> **Excerpted text**
%%

I have had this question a couple of times already, how many hosts do I need per site when the Primary FTT is set to 1 and the Secondary FTT is set to 1 and RAID-5 is used as the Failure Tolerance Method? The answer is straight forward, you have a local RAID-5 set locally in each site. RAID-5 is a 3+1 configuration, meaning 3 data blocks and 1 parity block. As such each site will need 4 hosts at a minimum. So if the requirement is PFTT=1 and SFTT=1 with the Failure Tolerance Method (FTM) set to RAID-5 then the vSAN Stretched Clustering configuration will be: 4+4+1. Note, that also when you use RAID-1 you will need at minimum 3 hosts per site. This because locally you will have 2 “data” components and 1 witness component.
From a capacity stance, if you have a 100GB VM and do PFTT=1, SFTT=1 and FTM set to RAID-1 then you have a local RAID-1 set in each site. Which means 100GB requires 200GB in each location. So 200% required local capacity, 400% for the total cluster. Using the below table you can easily see the overhead. Note that RAID-5 and RAID-6 are only available when using all-flash.
I created a quick table to help those going through this exercise. I did not include “FTT=3” as this in practice is not used too often in stretched configurations.

%%

> **Extracted data**

%%

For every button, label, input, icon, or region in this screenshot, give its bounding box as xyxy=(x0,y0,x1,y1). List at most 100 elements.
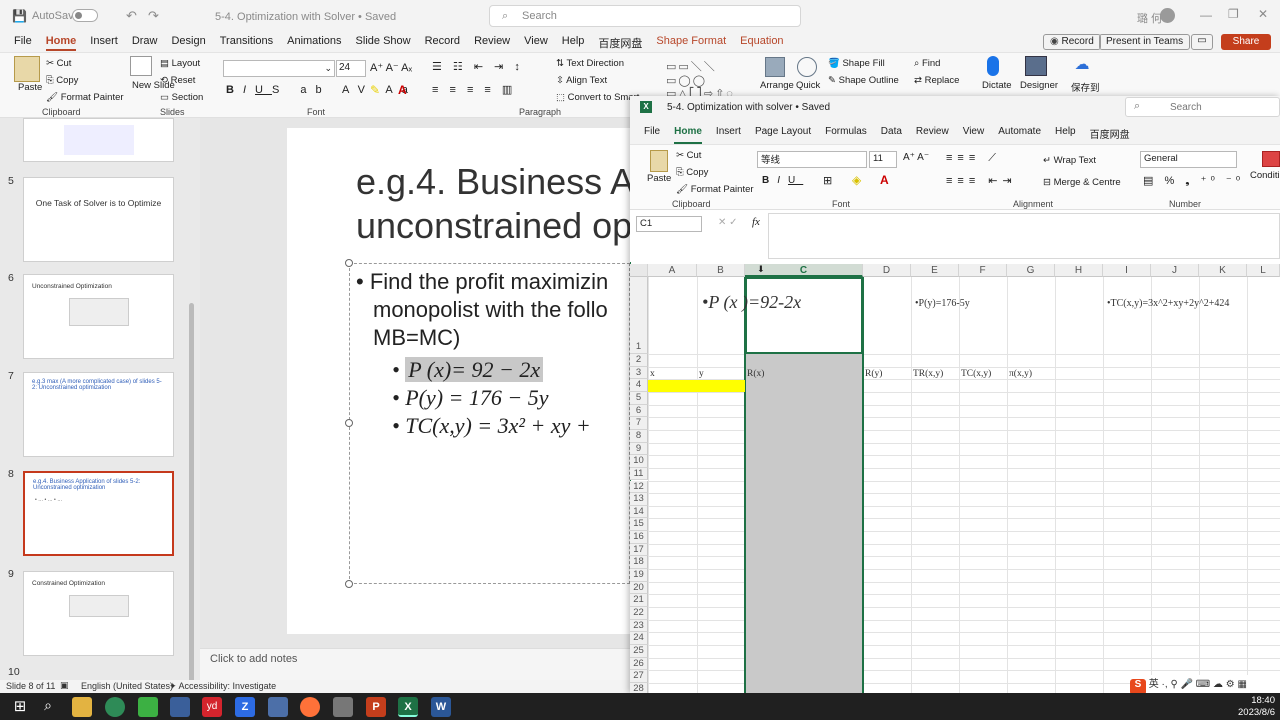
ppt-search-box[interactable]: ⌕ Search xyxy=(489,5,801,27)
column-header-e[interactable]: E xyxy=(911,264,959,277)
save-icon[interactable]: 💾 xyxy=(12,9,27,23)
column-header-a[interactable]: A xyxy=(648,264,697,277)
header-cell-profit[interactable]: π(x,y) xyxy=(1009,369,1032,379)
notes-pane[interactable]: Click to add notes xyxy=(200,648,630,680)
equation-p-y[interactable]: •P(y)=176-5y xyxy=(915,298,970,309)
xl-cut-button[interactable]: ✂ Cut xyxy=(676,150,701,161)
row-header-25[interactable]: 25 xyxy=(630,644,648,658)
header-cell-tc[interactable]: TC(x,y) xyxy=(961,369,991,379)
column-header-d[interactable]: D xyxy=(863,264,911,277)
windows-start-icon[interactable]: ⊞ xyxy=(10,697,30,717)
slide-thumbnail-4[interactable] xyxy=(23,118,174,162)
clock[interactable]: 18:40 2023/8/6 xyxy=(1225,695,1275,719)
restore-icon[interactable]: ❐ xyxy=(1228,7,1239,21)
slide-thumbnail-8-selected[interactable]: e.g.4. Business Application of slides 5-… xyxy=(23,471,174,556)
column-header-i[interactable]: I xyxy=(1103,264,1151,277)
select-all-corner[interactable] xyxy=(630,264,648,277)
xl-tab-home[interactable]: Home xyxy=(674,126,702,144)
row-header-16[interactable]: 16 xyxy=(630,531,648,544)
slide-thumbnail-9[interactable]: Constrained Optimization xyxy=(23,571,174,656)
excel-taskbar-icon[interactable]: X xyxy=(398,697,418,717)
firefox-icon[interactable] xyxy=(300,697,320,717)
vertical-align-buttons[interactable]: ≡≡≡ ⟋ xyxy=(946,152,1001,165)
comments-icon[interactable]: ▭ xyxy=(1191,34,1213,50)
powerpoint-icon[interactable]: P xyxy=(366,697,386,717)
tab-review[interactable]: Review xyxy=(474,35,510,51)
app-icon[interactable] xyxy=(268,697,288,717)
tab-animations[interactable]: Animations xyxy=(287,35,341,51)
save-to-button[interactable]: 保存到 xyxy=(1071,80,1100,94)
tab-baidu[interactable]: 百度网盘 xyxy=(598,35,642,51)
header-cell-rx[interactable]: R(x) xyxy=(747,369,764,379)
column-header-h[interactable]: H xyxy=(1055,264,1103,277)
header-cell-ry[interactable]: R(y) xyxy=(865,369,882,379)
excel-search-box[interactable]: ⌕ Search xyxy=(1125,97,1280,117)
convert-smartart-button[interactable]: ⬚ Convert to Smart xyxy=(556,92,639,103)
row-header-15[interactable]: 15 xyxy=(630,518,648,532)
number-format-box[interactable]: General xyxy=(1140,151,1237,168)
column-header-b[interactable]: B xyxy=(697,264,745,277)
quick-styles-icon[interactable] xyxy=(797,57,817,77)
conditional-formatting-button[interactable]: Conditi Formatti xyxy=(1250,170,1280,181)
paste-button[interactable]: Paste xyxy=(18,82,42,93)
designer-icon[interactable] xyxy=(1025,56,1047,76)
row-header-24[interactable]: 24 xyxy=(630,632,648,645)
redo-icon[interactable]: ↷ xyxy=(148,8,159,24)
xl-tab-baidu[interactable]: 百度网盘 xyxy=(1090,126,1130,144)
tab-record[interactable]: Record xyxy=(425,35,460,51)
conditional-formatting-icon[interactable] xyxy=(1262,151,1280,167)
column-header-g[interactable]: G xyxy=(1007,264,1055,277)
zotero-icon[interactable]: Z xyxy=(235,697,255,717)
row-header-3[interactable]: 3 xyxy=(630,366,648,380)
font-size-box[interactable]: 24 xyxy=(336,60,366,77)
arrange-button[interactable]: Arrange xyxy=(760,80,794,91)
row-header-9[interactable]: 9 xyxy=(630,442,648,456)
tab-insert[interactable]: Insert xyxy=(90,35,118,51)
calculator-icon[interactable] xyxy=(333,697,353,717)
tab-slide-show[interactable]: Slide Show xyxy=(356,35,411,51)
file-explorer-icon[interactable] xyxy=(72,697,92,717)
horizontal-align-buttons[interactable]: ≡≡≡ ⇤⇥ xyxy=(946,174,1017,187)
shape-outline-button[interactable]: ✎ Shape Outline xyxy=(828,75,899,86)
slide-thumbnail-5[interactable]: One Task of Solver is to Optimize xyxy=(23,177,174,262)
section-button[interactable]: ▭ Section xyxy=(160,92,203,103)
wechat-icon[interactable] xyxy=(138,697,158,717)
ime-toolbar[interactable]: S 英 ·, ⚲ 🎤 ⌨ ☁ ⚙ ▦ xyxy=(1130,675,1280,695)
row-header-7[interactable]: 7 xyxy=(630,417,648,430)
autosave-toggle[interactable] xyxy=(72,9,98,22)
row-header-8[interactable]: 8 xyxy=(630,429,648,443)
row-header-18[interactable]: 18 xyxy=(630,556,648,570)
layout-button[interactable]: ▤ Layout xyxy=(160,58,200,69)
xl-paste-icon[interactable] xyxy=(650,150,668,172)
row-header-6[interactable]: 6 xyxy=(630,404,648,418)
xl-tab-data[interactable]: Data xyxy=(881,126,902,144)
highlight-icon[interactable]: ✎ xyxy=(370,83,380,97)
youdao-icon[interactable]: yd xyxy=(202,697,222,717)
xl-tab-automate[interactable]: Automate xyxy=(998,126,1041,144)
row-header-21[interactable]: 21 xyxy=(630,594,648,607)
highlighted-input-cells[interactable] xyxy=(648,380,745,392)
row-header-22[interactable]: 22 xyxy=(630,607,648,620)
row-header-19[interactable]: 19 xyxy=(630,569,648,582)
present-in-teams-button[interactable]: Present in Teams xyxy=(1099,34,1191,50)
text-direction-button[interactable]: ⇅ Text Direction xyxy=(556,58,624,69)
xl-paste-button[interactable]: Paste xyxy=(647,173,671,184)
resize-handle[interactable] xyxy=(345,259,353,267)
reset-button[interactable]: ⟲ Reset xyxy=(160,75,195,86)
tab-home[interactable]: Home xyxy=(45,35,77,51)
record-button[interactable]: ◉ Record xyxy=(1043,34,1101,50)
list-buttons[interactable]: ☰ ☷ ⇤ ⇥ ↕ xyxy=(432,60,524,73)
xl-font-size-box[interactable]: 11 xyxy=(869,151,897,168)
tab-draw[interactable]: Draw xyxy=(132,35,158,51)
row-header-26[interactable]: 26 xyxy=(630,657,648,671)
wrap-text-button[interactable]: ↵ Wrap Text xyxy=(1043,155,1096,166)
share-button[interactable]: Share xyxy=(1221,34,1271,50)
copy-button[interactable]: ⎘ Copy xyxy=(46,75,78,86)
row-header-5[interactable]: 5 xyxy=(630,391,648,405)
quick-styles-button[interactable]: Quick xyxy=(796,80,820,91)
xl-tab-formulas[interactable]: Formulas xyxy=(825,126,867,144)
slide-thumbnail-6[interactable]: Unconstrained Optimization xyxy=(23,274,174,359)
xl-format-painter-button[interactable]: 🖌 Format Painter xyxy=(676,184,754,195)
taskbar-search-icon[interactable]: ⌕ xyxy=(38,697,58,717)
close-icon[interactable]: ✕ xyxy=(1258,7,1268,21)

%%

> **Written tasks**
A - Can you repeat the vSAN stretched cluster text word for word, beginning at the words "I have had this" and stopping after "1 witness component."?
B - Can you reproduce the entry lines exactly, starting at the line that contains "ppt-search-box[interactable]: ⌕ Search" and stopping after the line that contains "column-header-i[interactable]: I xyxy=(1103,264,1151,277)"?
The vSAN stretched cluster text and the entries have nothing to do with each other.

> **Answer set**
A -
I have had this question a couple of times already, how many hosts do I need per site when the Primary FTT is set to 1 and the Secondary FTT is set to 1 and RAID-5 is used as the Failure Tolerance Method? The answer is straight forward, you have a local RAID-5 set locally in each site. RAID-5 is a 3+1 configuration, meaning 3 data blocks and 1 parity block. As such each site will need 4 hosts at a minimum. So if the requirement is PFTT=1 and SFTT=1 with the Failure Tolerance Method (FTM) set to RAID-5 then the vSAN Stretched Clustering configuration will be: 4+4+1. Note, that also when you use RAID-1 you will need at minimum 3 hosts per site. This because locally you will have 2 “data” components and 1 witness component.

B -
ppt-search-box[interactable]: ⌕ Search xyxy=(489,5,801,27)
column-header-e[interactable]: E xyxy=(911,264,959,277)
save-icon[interactable]: 💾 xyxy=(12,9,27,23)
column-header-a[interactable]: A xyxy=(648,264,697,277)
header-cell-profit[interactable]: π(x,y) xyxy=(1009,369,1032,379)
notes-pane[interactable]: Click to add notes xyxy=(200,648,630,680)
equation-p-y[interactable]: •P(y)=176-5y xyxy=(915,298,970,309)
xl-cut-button[interactable]: ✂ Cut xyxy=(676,150,701,161)
row-header-25[interactable]: 25 xyxy=(630,644,648,658)
header-cell-tc[interactable]: TC(x,y) xyxy=(961,369,991,379)
column-header-d[interactable]: D xyxy=(863,264,911,277)
windows-start-icon[interactable]: ⊞ xyxy=(10,697,30,717)
slide-thumbnail-4[interactable] xyxy=(23,118,174,162)
clock[interactable]: 18:40 2023/8/6 xyxy=(1225,695,1275,719)
restore-icon[interactable]: ❐ xyxy=(1228,7,1239,21)
slide-thumbnail-8-selected[interactable]: e.g.4. Business Application of slides 5-… xyxy=(23,471,174,556)
column-header-i[interactable]: I xyxy=(1103,264,1151,277)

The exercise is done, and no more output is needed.